_Task instructions_
The records below are to be quoted in full; please keep every word exact.
* Begin The input *
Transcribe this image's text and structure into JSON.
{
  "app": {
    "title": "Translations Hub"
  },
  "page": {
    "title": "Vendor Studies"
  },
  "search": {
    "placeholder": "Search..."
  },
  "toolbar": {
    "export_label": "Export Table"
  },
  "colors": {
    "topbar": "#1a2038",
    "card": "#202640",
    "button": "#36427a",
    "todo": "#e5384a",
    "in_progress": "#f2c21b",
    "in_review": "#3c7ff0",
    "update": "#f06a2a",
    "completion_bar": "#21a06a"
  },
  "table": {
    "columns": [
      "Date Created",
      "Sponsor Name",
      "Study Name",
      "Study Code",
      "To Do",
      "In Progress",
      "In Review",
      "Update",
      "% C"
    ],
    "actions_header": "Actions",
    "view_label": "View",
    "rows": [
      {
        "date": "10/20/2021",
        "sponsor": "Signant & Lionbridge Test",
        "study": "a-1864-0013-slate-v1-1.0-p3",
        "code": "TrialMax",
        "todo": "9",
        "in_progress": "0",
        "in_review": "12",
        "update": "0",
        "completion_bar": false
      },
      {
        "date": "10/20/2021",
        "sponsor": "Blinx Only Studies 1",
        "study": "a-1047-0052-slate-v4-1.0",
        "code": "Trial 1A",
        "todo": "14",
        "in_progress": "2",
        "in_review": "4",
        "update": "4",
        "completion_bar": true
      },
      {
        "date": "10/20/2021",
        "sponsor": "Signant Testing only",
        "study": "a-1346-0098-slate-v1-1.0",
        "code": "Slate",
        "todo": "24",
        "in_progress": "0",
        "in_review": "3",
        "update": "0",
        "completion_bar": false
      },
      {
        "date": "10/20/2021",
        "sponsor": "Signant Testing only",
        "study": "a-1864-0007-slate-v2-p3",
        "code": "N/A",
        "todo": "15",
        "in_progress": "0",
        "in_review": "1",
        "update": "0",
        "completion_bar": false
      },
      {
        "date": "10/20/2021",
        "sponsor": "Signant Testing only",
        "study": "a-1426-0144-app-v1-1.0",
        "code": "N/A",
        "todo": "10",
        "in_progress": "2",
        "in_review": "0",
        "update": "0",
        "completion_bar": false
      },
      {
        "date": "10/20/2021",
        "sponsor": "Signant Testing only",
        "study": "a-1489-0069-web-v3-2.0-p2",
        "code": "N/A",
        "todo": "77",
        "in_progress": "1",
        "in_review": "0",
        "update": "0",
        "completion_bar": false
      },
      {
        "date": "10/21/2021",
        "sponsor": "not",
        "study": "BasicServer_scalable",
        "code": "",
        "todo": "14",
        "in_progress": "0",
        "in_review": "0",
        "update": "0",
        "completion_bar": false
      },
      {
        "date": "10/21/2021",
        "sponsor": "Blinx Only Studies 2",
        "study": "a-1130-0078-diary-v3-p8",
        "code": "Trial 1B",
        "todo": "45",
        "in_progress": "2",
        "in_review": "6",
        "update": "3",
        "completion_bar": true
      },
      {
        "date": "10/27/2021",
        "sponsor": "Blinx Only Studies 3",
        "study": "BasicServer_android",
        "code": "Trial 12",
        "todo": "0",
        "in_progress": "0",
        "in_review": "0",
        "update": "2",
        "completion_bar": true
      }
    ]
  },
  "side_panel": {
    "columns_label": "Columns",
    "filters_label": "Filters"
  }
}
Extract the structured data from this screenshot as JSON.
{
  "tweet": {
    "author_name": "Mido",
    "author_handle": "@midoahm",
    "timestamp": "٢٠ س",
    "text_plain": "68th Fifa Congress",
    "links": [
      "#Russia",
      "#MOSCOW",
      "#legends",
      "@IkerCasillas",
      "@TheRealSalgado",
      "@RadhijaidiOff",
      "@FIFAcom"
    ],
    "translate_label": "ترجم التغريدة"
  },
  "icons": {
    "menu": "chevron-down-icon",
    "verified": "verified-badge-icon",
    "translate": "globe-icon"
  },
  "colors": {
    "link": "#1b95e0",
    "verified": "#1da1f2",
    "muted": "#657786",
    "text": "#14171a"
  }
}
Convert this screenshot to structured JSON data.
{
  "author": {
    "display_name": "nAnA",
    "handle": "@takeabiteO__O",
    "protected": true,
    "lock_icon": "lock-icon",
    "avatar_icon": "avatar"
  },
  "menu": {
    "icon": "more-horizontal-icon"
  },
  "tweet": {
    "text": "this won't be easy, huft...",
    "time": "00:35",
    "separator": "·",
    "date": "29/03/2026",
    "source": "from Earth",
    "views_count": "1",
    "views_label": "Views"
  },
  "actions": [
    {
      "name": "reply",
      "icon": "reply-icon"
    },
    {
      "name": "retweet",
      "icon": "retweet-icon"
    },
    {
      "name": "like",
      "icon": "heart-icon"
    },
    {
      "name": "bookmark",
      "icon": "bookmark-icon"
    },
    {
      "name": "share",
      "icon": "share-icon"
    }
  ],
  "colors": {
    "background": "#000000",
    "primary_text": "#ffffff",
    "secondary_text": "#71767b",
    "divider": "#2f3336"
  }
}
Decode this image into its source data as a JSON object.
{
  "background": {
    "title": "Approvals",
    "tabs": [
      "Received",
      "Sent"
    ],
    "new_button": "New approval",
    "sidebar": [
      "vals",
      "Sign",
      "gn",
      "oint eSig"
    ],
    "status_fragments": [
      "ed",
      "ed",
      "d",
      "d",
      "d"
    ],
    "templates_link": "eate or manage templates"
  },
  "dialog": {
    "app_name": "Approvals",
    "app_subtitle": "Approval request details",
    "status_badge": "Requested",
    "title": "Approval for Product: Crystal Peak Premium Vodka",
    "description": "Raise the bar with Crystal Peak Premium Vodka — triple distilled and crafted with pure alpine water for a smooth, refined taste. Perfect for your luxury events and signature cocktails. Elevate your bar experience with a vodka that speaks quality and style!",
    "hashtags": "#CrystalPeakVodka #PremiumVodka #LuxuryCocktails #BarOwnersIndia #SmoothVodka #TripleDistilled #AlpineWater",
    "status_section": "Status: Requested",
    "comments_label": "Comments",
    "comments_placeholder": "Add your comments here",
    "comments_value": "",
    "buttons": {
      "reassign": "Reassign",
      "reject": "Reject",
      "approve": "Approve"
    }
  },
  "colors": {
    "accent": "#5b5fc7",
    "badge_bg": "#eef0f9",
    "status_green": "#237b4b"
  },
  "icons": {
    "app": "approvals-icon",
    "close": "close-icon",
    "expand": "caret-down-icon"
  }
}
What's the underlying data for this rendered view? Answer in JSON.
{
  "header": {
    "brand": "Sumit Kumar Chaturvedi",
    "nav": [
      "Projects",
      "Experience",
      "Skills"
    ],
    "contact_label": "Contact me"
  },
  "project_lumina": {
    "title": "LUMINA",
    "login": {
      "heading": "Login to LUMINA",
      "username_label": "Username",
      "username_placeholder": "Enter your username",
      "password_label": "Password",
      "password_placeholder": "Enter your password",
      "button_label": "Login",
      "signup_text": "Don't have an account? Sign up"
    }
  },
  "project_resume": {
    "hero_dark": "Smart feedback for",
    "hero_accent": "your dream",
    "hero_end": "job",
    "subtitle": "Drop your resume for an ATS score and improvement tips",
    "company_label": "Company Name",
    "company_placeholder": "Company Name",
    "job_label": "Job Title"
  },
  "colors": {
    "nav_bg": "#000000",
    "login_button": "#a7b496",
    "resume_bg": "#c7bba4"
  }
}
* End The input *
_Written answer_
Transcribe this image's text and structure into JSON.
{
  "app": {
    "title": "Translations Hub"
  },
  "page": {
    "title": "Vendor Studies"
  },
  "search": {
    "placeholder": "Search..."
  },
  "toolbar": {
    "export_label": "Export Table"
  },
  "colors": {
    "topbar": "#1a2038",
    "card": "#202640",
    "button": "#36427a",
    "todo": "#e5384a",
    "in_progress": "#f2c21b",
    "in_review": "#3c7ff0",
    "update": "#f06a2a",
    "completion_bar": "#21a06a"
  },
  "table": {
    "columns": [
      "Date Created",
      "Sponsor Name",
      "Study Name",
      "Study Code",
      "To Do",
      "In Progress",
      "In Review",
      "Update",
      "% C"
    ],
    "actions_header": "Actions",
    "view_label": "View",
    "rows": [
      {
        "date": "10/20/2021",
        "sponsor": "Signant & Lionbridge Test",
        "study": "a-1864-0013-slate-v1-1.0-p3",
        "code": "TrialMax",
        "todo": "9",
        "in_progress": "0",
        "in_review": "12",
        "update": "0",
        "completion_bar": false
      },
      {
        "date": "10/20/2021",
        "sponsor": "Blinx Only Studies 1",
        "study": "a-1047-0052-slate-v4-1.0",
        "code": "Trial 1A",
        "todo": "14",
        "in_progress": "2",
        "in_review": "4",
        "update": "4",
        "completion_bar": true
      },
      {
        "date": "10/20/2021",
        "sponsor": "Signant Testing only",
        "study": "a-1346-0098-slate-v1-1.0",
        "code": "Slate",
        "todo": "24",
        "in_progress": "0",
        "in_review": "3",
        "update": "0",
        "completion_bar": false
      },
      {
        "date": "10/20/2021",
        "sponsor": "Signant Testing only",
        "study": "a-1864-0007-slate-v2-p3",
        "code": "N/A",
        "todo": "15",
        "in_progress": "0",
        "in_review": "1",
        "update": "0",
        "completion_bar": false
      },
      {
        "date": "10/20/2021",
        "sponsor": "Signant Testing only",
        "study": "a-1426-0144-app-v1-1.0",
        "code": "N/A",
        "todo": "10",
        "in_progress": "2",
        "in_review": "0",
        "update": "0",
        "completion_bar": false
      },
      {
        "date": "10/20/2021",
        "sponsor": "Signant Testing only",
        "study": "a-1489-0069-web-v3-2.0-p2",
        "code": "N/A",
        "todo": "77",
        "in_progress": "1",
        "in_review": "0",
        "update": "0",
        "completion_bar": false
      },
      {
        "date": "10/21/2021",
        "sponsor": "not",
        "study": "BasicServer_scalable",
        "code": "",
        "todo": "14",
        "in_progress": "0",
        "in_review": "0",
        "update": "0",
        "completion_bar": false
      },
      {
        "date": "10/21/2021",
        "sponsor": "Blinx Only Studies 2",
        "study": "a-1130-0078-diary-v3-p8",
        "code": "Trial 1B",
        "todo": "45",
        "in_progress": "2",
        "in_review": "6",
        "update": "3",
        "completion_bar": true
      },
      {
        "date": "10/27/2021",
        "sponsor": "Blinx Only Studies 3",
        "study": "BasicServer_android",
        "code": "Trial 12",
        "todo": "0",
        "in_progress": "0",
        "in_review": "0",
        "update": "2",
        "completion_bar": true
      }
    ]
  },
  "side_panel": {
    "columns_label": "Columns",
    "filters_label": "Filters"
  }
}
Extract the structured data from this screenshot as JSON.
{
  "tweet": {
    "author_name": "Mido",
    "author_handle": "@midoahm",
    "timestamp": "٢٠ س",
    "text_plain": "68th Fifa Congress",
    "links": [
      "#Russia",
      "#MOSCOW",
      "#legends",
      "@IkerCasillas",
      "@TheRealSalgado",
      "@RadhijaidiOff",
      "@FIFAcom"
    ],
    "translate_label": "ترجم التغريدة"
  },
  "icons": {
    "menu": "chevron-down-icon",
    "verified": "verified-badge-icon",
    "translate": "globe-icon"
  },
  "colors": {
    "link": "#1b95e0",
    "verified": "#1da1f2",
    "muted": "#657786",
    "text": "#14171a"
  }
}
Convert this screenshot to structured JSON data.
{
  "author": {
    "display_name": "nAnA",
    "handle": "@takeabiteO__O",
    "protected": true,
    "lock_icon": "lock-icon",
    "avatar_icon": "avatar"
  },
  "menu": {
    "icon": "more-horizontal-icon"
  },
  "tweet": {
    "text": "this won't be easy, huft...",
    "time": "00:35",
    "separator": "·",
    "date": "29/03/2026",
    "source": "from Earth",
    "views_count": "1",
    "views_label": "Views"
  },
  "actions": [
    {
      "name": "reply",
      "icon": "reply-icon"
    },
    {
      "name": "retweet",
      "icon": "retweet-icon"
    },
    {
      "name": "like",
      "icon": "heart-icon"
    },
    {
      "name": "bookmark",
      "icon": "bookmark-icon"
    },
    {
      "name": "share",
      "icon": "share-icon"
    }
  ],
  "colors": {
    "background": "#000000",
    "primary_text": "#ffffff",
    "secondary_text": "#71767b",
    "divider": "#2f3336"
  }
}
Decode this image into its source data as a JSON object.
{
  "background": {
    "title": "Approvals",
    "tabs": [
      "Received",
      "Sent"
    ],
    "new_button": "New approval",
    "sidebar": [
      "vals",
      "Sign",
      "gn",
      "oint eSig"
    ],
    "status_fragments": [
      "ed",
      "ed",
      "d",
      "d",
      "d"
    ],
    "templates_link": "eate or manage templates"
  },
  "dialog": {
    "app_name": "Approvals",
    "app_subtitle": "Approval request details",
    "status_badge": "Requested",
    "title": "Approval for Product: Crystal Peak Premium Vodka",
    "description": "Raise the bar with Crystal Peak Premium Vodka — triple distilled and crafted with pure alpine water for a smooth, refined taste. Perfect for your luxury events and signature cocktails. Elevate your bar experience with a vodka that speaks quality and style!",
    "hashtags": "#CrystalPeakVodka #PremiumVodka #LuxuryCocktails #BarOwnersIndia #SmoothVodka #TripleDistilled #AlpineWater",
    "status_section": "Status: Requested",
    "comments_label": "Comments",
    "comments_placeholder": "Add your comments here",
    "comments_value": "",
    "buttons": {
      "reassign": "Reassign",
      "reject": "Reject",
      "approve": "Approve"
    }
  },
  "colors": {
    "accent": "#5b5fc7",
    "badge_bg": "#eef0f9",
    "status_green": "#237b4b"
  },
  "icons": {
    "app": "approvals-icon",
    "close": "close-icon",
    "expand": "caret-down-icon"
  }
}
What's the underlying data for this rendered view? Answer in JSON.
{
  "header": {
    "brand": "Sumit Kumar Chaturvedi",
    "nav": [
      "Projects",
      "Experience",
      "Skills"
    ],
    "contact_label": "Contact me"
  },
  "project_lumina": {
    "title": "LUMINA",
    "login": {
      "heading": "Login to LUMINA",
      "username_label": "Username",
      "username_placeholder": "Enter your username",
      "password_label": "Password",
      "password_placeholder": "Enter your password",
      "button_label": "Login",
      "signup_text": "Don't have an account? Sign up"
    }
  },
  "project_resume": {
    "hero_dark": "Smart feedback for",
    "hero_accent": "your dream",
    "hero_end": "job",
    "subtitle": "Drop your resume for an ATS score and improvement tips",
    "company_label": "Company Name",
    "company_placeholder": "Company Name",
    "job_label": "Job Title"
  },
  "colors": {
    "nav_bg": "#000000",
    "login_button": "#a7b496",
    "resume_bg": "#c7bba4"
  }
}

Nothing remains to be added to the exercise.